__EXERCISE__.
Repeat every record below exactly as it appears.
[start RECORD SET]
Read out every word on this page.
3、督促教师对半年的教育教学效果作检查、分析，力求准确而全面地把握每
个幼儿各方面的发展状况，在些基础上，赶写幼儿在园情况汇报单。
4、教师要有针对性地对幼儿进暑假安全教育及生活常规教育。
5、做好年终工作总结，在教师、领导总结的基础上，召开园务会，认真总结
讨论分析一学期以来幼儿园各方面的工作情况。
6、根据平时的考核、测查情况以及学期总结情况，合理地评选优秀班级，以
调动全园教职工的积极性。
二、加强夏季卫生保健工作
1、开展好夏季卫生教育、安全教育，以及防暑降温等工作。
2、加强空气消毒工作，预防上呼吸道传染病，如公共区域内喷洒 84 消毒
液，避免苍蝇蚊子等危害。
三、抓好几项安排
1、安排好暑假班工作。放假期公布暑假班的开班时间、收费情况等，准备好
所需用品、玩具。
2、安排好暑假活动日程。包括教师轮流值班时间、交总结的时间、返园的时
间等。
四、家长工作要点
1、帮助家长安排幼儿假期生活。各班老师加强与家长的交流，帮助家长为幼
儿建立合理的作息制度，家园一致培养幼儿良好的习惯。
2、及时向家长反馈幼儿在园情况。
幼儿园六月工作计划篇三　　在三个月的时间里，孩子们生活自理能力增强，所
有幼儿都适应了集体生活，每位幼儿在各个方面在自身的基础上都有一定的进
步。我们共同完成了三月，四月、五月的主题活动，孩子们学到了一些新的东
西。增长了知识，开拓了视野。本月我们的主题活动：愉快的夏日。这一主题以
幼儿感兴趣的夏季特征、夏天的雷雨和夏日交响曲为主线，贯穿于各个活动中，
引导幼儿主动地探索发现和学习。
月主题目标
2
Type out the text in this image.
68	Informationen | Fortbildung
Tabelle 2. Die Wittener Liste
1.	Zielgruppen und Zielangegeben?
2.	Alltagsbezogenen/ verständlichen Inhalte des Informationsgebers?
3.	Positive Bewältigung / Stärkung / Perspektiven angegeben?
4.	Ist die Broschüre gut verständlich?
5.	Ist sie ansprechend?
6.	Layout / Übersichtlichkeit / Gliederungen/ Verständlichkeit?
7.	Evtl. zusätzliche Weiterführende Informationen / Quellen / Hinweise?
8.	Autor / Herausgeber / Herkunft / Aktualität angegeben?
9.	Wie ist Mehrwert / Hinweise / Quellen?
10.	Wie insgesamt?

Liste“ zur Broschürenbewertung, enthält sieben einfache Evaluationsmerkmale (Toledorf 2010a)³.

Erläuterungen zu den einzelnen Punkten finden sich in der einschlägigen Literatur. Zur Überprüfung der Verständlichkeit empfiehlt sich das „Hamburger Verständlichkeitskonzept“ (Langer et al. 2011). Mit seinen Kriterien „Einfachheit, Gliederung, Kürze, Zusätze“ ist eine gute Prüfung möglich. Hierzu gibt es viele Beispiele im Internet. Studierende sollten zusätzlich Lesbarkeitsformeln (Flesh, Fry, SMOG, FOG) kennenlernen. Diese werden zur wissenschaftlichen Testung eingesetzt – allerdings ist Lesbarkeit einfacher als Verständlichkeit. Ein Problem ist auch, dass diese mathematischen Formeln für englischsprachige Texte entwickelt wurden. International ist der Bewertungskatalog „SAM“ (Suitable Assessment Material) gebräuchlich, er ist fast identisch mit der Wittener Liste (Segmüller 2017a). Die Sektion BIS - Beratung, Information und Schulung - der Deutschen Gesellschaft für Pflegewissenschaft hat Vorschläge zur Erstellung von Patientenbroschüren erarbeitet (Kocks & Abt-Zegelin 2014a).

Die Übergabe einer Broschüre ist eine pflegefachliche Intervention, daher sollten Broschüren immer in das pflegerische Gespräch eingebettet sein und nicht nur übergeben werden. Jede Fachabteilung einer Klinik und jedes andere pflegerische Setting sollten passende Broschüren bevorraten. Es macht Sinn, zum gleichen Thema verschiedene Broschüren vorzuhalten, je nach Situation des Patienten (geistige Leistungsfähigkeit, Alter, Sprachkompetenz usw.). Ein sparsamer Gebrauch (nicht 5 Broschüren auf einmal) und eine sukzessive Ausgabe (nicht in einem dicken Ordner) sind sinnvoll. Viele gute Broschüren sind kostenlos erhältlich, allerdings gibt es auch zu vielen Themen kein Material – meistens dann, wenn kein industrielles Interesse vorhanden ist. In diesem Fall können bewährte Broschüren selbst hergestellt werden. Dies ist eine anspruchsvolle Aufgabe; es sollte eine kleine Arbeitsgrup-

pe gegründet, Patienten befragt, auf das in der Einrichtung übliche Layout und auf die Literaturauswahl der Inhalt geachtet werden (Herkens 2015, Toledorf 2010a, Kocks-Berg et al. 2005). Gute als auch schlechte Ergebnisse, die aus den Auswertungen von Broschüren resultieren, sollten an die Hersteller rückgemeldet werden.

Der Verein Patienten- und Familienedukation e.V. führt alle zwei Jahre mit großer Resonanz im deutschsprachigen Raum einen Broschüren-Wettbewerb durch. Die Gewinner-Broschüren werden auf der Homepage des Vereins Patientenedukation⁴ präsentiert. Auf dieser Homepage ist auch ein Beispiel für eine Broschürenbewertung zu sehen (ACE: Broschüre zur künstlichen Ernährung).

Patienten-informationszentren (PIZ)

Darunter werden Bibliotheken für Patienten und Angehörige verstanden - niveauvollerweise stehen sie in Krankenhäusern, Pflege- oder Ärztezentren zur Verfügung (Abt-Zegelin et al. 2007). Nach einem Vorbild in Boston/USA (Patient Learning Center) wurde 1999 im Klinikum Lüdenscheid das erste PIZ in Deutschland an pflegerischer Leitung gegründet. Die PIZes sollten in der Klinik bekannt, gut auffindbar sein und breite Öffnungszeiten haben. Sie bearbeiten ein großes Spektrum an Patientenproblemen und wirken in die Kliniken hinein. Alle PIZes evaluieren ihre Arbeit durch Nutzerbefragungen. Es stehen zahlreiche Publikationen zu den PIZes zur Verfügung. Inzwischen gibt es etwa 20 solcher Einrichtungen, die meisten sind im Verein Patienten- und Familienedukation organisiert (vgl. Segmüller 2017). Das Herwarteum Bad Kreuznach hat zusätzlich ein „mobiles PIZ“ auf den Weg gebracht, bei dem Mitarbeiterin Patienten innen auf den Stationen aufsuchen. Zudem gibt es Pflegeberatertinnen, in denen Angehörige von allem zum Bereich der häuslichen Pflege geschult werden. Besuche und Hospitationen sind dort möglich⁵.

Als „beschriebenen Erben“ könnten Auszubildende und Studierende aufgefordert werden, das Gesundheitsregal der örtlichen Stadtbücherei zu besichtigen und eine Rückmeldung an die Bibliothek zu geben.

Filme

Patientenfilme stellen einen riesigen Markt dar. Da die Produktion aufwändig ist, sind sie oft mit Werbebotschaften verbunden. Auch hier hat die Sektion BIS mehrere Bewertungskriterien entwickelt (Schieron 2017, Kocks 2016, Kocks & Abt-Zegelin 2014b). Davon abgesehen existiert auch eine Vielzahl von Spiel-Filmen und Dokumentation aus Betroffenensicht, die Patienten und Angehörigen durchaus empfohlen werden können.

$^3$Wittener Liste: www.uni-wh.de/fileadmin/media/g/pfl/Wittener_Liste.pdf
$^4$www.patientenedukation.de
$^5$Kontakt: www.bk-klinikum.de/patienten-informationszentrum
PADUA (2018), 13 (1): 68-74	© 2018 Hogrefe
[end RECORD SET]
__FINAL ANSWER__.
Read out every word on this page.
3、督促教师对半年的教育教学效果作检查、分析，力求准确而全面地把握每
个幼儿各方面的发展状况，在些基础上，赶写幼儿在园情况汇报单。
4、教师要有针对性地对幼儿进暑假安全教育及生活常规教育。
5、做好年终工作总结，在教师、领导总结的基础上，召开园务会，认真总结
讨论分析一学期以来幼儿园各方面的工作情况。
6、根据平时的考核、测查情况以及学期总结情况，合理地评选优秀班级，以
调动全园教职工的积极性。
二、加强夏季卫生保健工作
1、开展好夏季卫生教育、安全教育，以及防暑降温等工作。
2、加强空气消毒工作，预防上呼吸道传染病，如公共区域内喷洒 84 消毒
液，避免苍蝇蚊子等危害。
三、抓好几项安排
1、安排好暑假班工作。放假期公布暑假班的开班时间、收费情况等，准备好
所需用品、玩具。
2、安排好暑假活动日程。包括教师轮流值班时间、交总结的时间、返园的时
间等。
四、家长工作要点
1、帮助家长安排幼儿假期生活。各班老师加强与家长的交流，帮助家长为幼
儿建立合理的作息制度，家园一致培养幼儿良好的习惯。
2、及时向家长反馈幼儿在园情况。
幼儿园六月工作计划篇三　　在三个月的时间里，孩子们生活自理能力增强，所
有幼儿都适应了集体生活，每位幼儿在各个方面在自身的基础上都有一定的进
步。我们共同完成了三月，四月、五月的主题活动，孩子们学到了一些新的东
西。增长了知识，开拓了视野。本月我们的主题活动：愉快的夏日。这一主题以
幼儿感兴趣的夏季特征、夏天的雷雨和夏日交响曲为主线，贯穿于各个活动中，
引导幼儿主动地探索发现和学习。
月主题目标
2
Type out the text in this image.
68	Informationen | Fortbildung
Tabelle 2. Die Wittener Liste
1.	Zielgruppen und Zielangegeben?
2.	Alltagsbezogenen/ verständlichen Inhalte des Informationsgebers?
3.	Positive Bewältigung / Stärkung / Perspektiven angegeben?
4.	Ist die Broschüre gut verständlich?
5.	Ist sie ansprechend?
6.	Layout / Übersichtlichkeit / Gliederungen/ Verständlichkeit?
7.	Evtl. zusätzliche Weiterführende Informationen / Quellen / Hinweise?
8.	Autor / Herausgeber / Herkunft / Aktualität angegeben?
9.	Wie ist Mehrwert / Hinweise / Quellen?
10.	Wie insgesamt?

Liste“ zur Broschürenbewertung, enthält sieben einfache Evaluationsmerkmale (Toledorf 2010a)³.

Erläuterungen zu den einzelnen Punkten finden sich in der einschlägigen Literatur. Zur Überprüfung der Verständlichkeit empfiehlt sich das „Hamburger Verständlichkeitskonzept“ (Langer et al. 2011). Mit seinen Kriterien „Einfachheit, Gliederung, Kürze, Zusätze“ ist eine gute Prüfung möglich. Hierzu gibt es viele Beispiele im Internet. Studierende sollten zusätzlich Lesbarkeitsformeln (Flesh, Fry, SMOG, FOG) kennenlernen. Diese werden zur wissenschaftlichen Testung eingesetzt – allerdings ist Lesbarkeit einfacher als Verständlichkeit. Ein Problem ist auch, dass diese mathematischen Formeln für englischsprachige Texte entwickelt wurden. International ist der Bewertungskatalog „SAM“ (Suitable Assessment Material) gebräuchlich, er ist fast identisch mit der Wittener Liste (Segmüller 2017a). Die Sektion BIS - Beratung, Information und Schulung - der Deutschen Gesellschaft für Pflegewissenschaft hat Vorschläge zur Erstellung von Patientenbroschüren erarbeitet (Kocks & Abt-Zegelin 2014a).

Die Übergabe einer Broschüre ist eine pflegefachliche Intervention, daher sollten Broschüren immer in das pflegerische Gespräch eingebettet sein und nicht nur übergeben werden. Jede Fachabteilung einer Klinik und jedes andere pflegerische Setting sollten passende Broschüren bevorraten. Es macht Sinn, zum gleichen Thema verschiedene Broschüren vorzuhalten, je nach Situation des Patienten (geistige Leistungsfähigkeit, Alter, Sprachkompetenz usw.). Ein sparsamer Gebrauch (nicht 5 Broschüren auf einmal) und eine sukzessive Ausgabe (nicht in einem dicken Ordner) sind sinnvoll. Viele gute Broschüren sind kostenlos erhältlich, allerdings gibt es auch zu vielen Themen kein Material – meistens dann, wenn kein industrielles Interesse vorhanden ist. In diesem Fall können bewährte Broschüren selbst hergestellt werden. Dies ist eine anspruchsvolle Aufgabe; es sollte eine kleine Arbeitsgrup-

pe gegründet, Patienten befragt, auf das in der Einrichtung übliche Layout und auf die Literaturauswahl der Inhalt geachtet werden (Herkens 2015, Toledorf 2010a, Kocks-Berg et al. 2005). Gute als auch schlechte Ergebnisse, die aus den Auswertungen von Broschüren resultieren, sollten an die Hersteller rückgemeldet werden.

Der Verein Patienten- und Familienedukation e.V. führt alle zwei Jahre mit großer Resonanz im deutschsprachigen Raum einen Broschüren-Wettbewerb durch. Die Gewinner-Broschüren werden auf der Homepage des Vereins Patientenedukation⁴ präsentiert. Auf dieser Homepage ist auch ein Beispiel für eine Broschürenbewertung zu sehen (ACE: Broschüre zur künstlichen Ernährung).

Patienten-informationszentren (PIZ)

Darunter werden Bibliotheken für Patienten und Angehörige verstanden - niveauvollerweise stehen sie in Krankenhäusern, Pflege- oder Ärztezentren zur Verfügung (Abt-Zegelin et al. 2007). Nach einem Vorbild in Boston/USA (Patient Learning Center) wurde 1999 im Klinikum Lüdenscheid das erste PIZ in Deutschland an pflegerischer Leitung gegründet. Die PIZes sollten in der Klinik bekannt, gut auffindbar sein und breite Öffnungszeiten haben. Sie bearbeiten ein großes Spektrum an Patientenproblemen und wirken in die Kliniken hinein. Alle PIZes evaluieren ihre Arbeit durch Nutzerbefragungen. Es stehen zahlreiche Publikationen zu den PIZes zur Verfügung. Inzwischen gibt es etwa 20 solcher Einrichtungen, die meisten sind im Verein Patienten- und Familienedukation organisiert (vgl. Segmüller 2017). Das Herwarteum Bad Kreuznach hat zusätzlich ein „mobiles PIZ“ auf den Weg gebracht, bei dem Mitarbeiterin Patienten innen auf den Stationen aufsuchen. Zudem gibt es Pflegeberatertinnen, in denen Angehörige von allem zum Bereich der häuslichen Pflege geschult werden. Besuche und Hospitationen sind dort möglich⁵.

Als „beschriebenen Erben“ könnten Auszubildende und Studierende aufgefordert werden, das Gesundheitsregal der örtlichen Stadtbücherei zu besichtigen und eine Rückmeldung an die Bibliothek zu geben.

Filme

Patientenfilme stellen einen riesigen Markt dar. Da die Produktion aufwändig ist, sind sie oft mit Werbebotschaften verbunden. Auch hier hat die Sektion BIS mehrere Bewertungskriterien entwickelt (Schieron 2017, Kocks 2016, Kocks & Abt-Zegelin 2014b). Davon abgesehen existiert auch eine Vielzahl von Spiel-Filmen und Dokumentation aus Betroffenensicht, die Patienten und Angehörigen durchaus empfohlen werden können.

$^3$Wittener Liste: www.uni-wh.de/fileadmin/media/g/pfl/Wittener_Liste.pdf
$^4$www.patientenedukation.de
$^5$Kontakt: www.bk-klinikum.de/patienten-informationszentrum
PADUA (2018), 13 (1): 68-74	© 2018 Hogrefe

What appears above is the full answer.